• WHAT YOU HAVE TO DO
Quote the listing in full, exactly as given, minus any pictures.

*****

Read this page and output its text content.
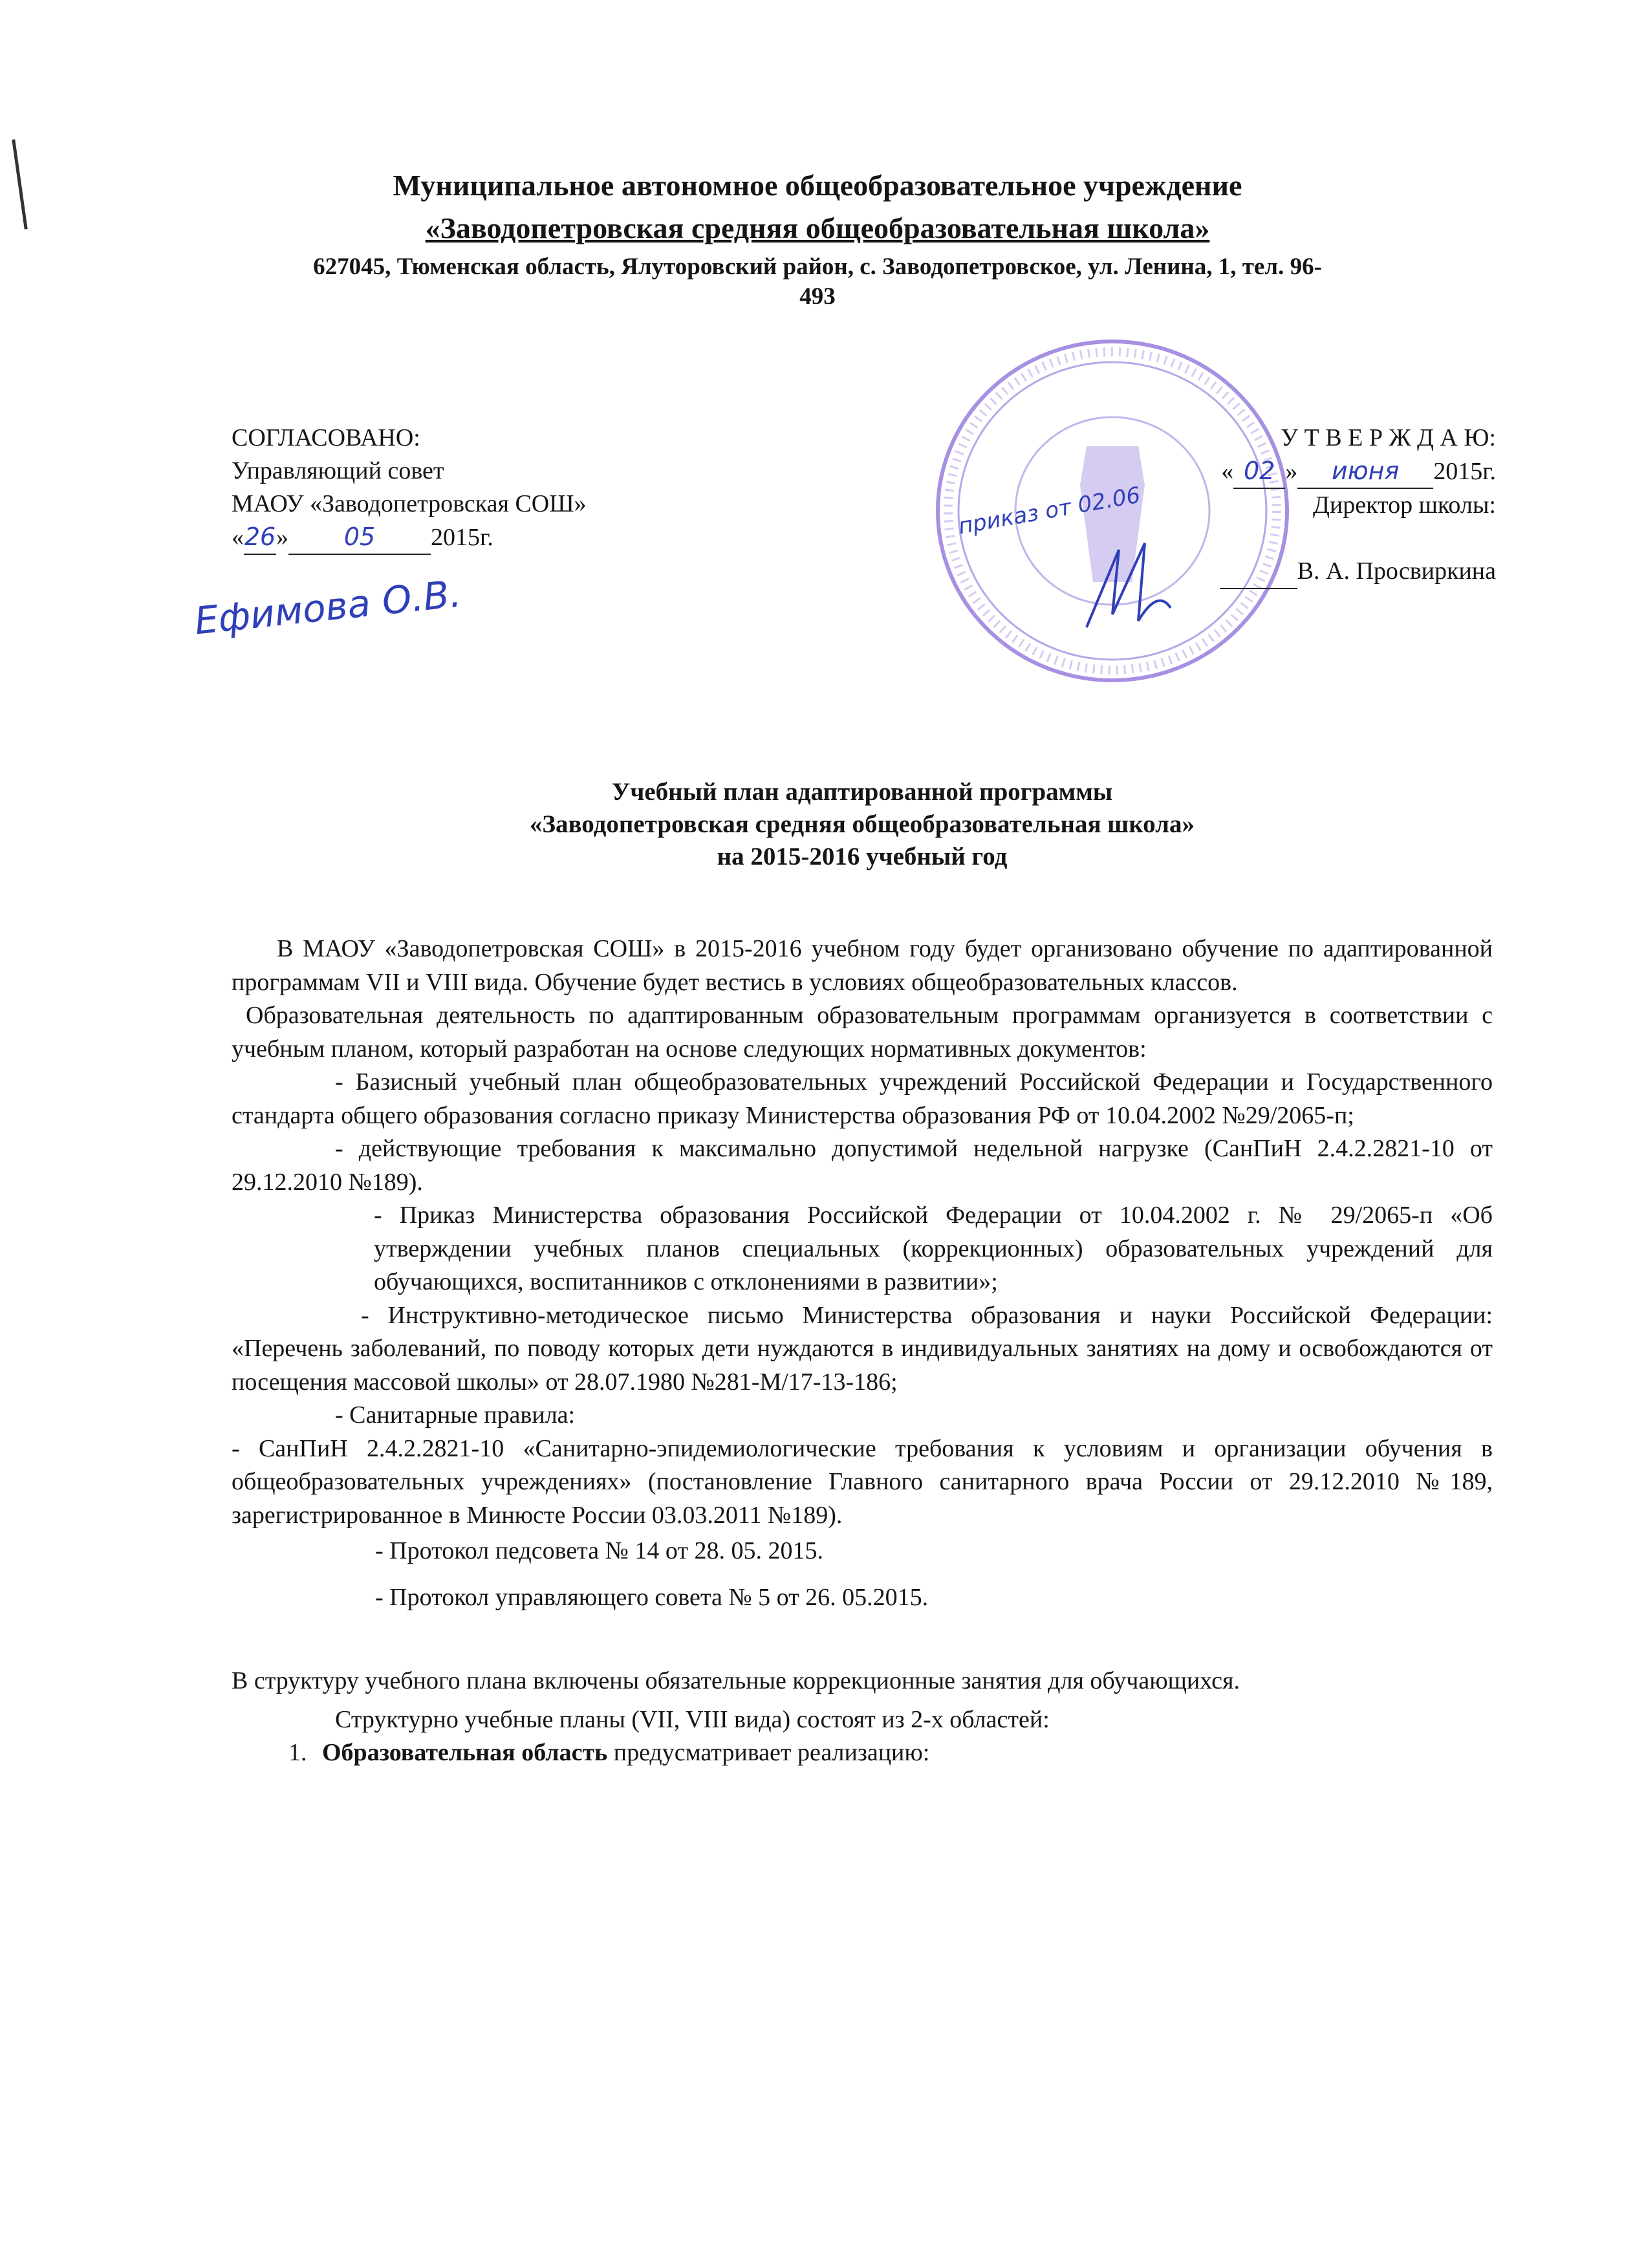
Муниципальное автономное общеобразовательное учреждение
«Заводопетровская средняя общеобразовательная школа»
627045, Тюменская область, Ялуторовский район, с. Заводопетровское, ул. Ленина, 1, тел. 96-
493
СОГЛАСОВАНО:
Управляющий совет
МАОУ «Заводопетровская СОШ»
«26» 05 2015г.
Ефимова О.В.
У Т В Е Р Ж Д А Ю:
« 02 » июня 2015г.
Директор школы:
В. А. Просвиркина
приказ от 02.06
Учебный план адаптированной программы
«Заводопетровская средняя общеобразовательная школа»
на 2015-2016 учебный год

В МАОУ «Заводопетровская СОШ» в 2015-2016 учебном году будет организовано обучение по адаптированной программам VII и VIII вида. Обучение будет вестись в условиях общеобразовательных классов.

Образовательная деятельность по адаптированным образовательным программам организуется в соответствии с учебным планом, который разработан на основе следующих нормативных документов:

- Базисный учебный план общеобразовательных учреждений Российской Федерации и Государственного стандарта общего образования согласно приказу Министерства образования РФ от 10.04.2002 №29/2065-п;

- действующие требования к максимально допустимой недельной нагрузке (СанПиН 2.4.2.2821-10 от 29.12.2010 №189).

- Приказ Министерства образования Российской Федерации от 10.04.2002 г. № 29/2065-п «Об утверждении учебных планов специальных (коррекционных) образовательных учреждений для обучающихся, воспитанников с отклонениями в развитии»;

- Инструктивно-методическое письмо Министерства образования и науки Российской Федерации: «Перечень заболеваний, по поводу которых дети нуждаются в индивидуальных занятиях на дому и освобождаются от посещения массовой школы» от 28.07.1980 №281-М/17-13-186;

- Санитарные правила:

- СанПиН 2.4.2.2821-10 «Санитарно-эпидемиологические требования к условиям и организации обучения в общеобразовательных учреждениях» (постановление Главного санитарного врача России от 29.12.2010 №189, зарегистрированное в Минюсте России 03.03.2011 №189).

- Протокол педсовета № 14 от 28. 05. 2015.

- Протокол управляющего совета № 5 от 26. 05.2015.

В структуру учебного плана включены обязательные коррекционные занятия для обучающихся.

Структурно учебные планы (VII, VIII вида) состоят из 2-х областей:

1. Образовательная область предусматривает реализацию:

*****

• EXERCISE SOLUTION
Read this page and output its text content.
Муниципальное автономное общеобразовательное учреждение
«Заводопетровская средняя общеобразовательная школа»
627045, Тюменская область, Ялуторовский район, с. Заводопетровское, ул. Ленина, 1, тел. 96-
493
СОГЛАСОВАНО:
Управляющий совет
МАОУ «Заводопетровская СОШ»
«26» 05 2015г.
Ефимова О.В.
У Т В Е Р Ж Д А Ю:
« 02 » июня 2015г.
Директор школы:
В. А. Просвиркина
приказ от 02.06
Учебный план адаптированной программы
«Заводопетровская средняя общеобразовательная школа»
на 2015-2016 учебный год

В МАОУ «Заводопетровская СОШ» в 2015-2016 учебном году будет организовано обучение по адаптированной программам VII и VIII вида. Обучение будет вестись в условиях общеобразовательных классов.

Образовательная деятельность по адаптированным образовательным программам организуется в соответствии с учебным планом, который разработан на основе следующих нормативных документов:

- Базисный учебный план общеобразовательных учреждений Российской Федерации и Государственного стандарта общего образования согласно приказу Министерства образования РФ от 10.04.2002 №29/2065-п;

- действующие требования к максимально допустимой недельной нагрузке (СанПиН 2.4.2.2821-10 от 29.12.2010 №189).

- Приказ Министерства образования Российской Федерации от 10.04.2002 г. № 29/2065-п «Об утверждении учебных планов специальных (коррекционных) образовательных учреждений для обучающихся, воспитанников с отклонениями в развитии»;

- Инструктивно-методическое письмо Министерства образования и науки Российской Федерации: «Перечень заболеваний, по поводу которых дети нуждаются в индивидуальных занятиях на дому и освобождаются от посещения массовой школы» от 28.07.1980 №281-М/17-13-186;

- Санитарные правила:

- СанПиН 2.4.2.2821-10 «Санитарно-эпидемиологические требования к условиям и организации обучения в общеобразовательных учреждениях» (постановление Главного санитарного врача России от 29.12.2010 №189, зарегистрированное в Минюсте России 03.03.2011 №189).

- Протокол педсовета № 14 от 28. 05. 2015.

- Протокол управляющего совета № 5 от 26. 05.2015.

В структуру учебного плана включены обязательные коррекционные занятия для обучающихся.

Структурно учебные планы (VII, VIII вида) состоят из 2-х областей:

1. Образовательная область предусматривает реализацию:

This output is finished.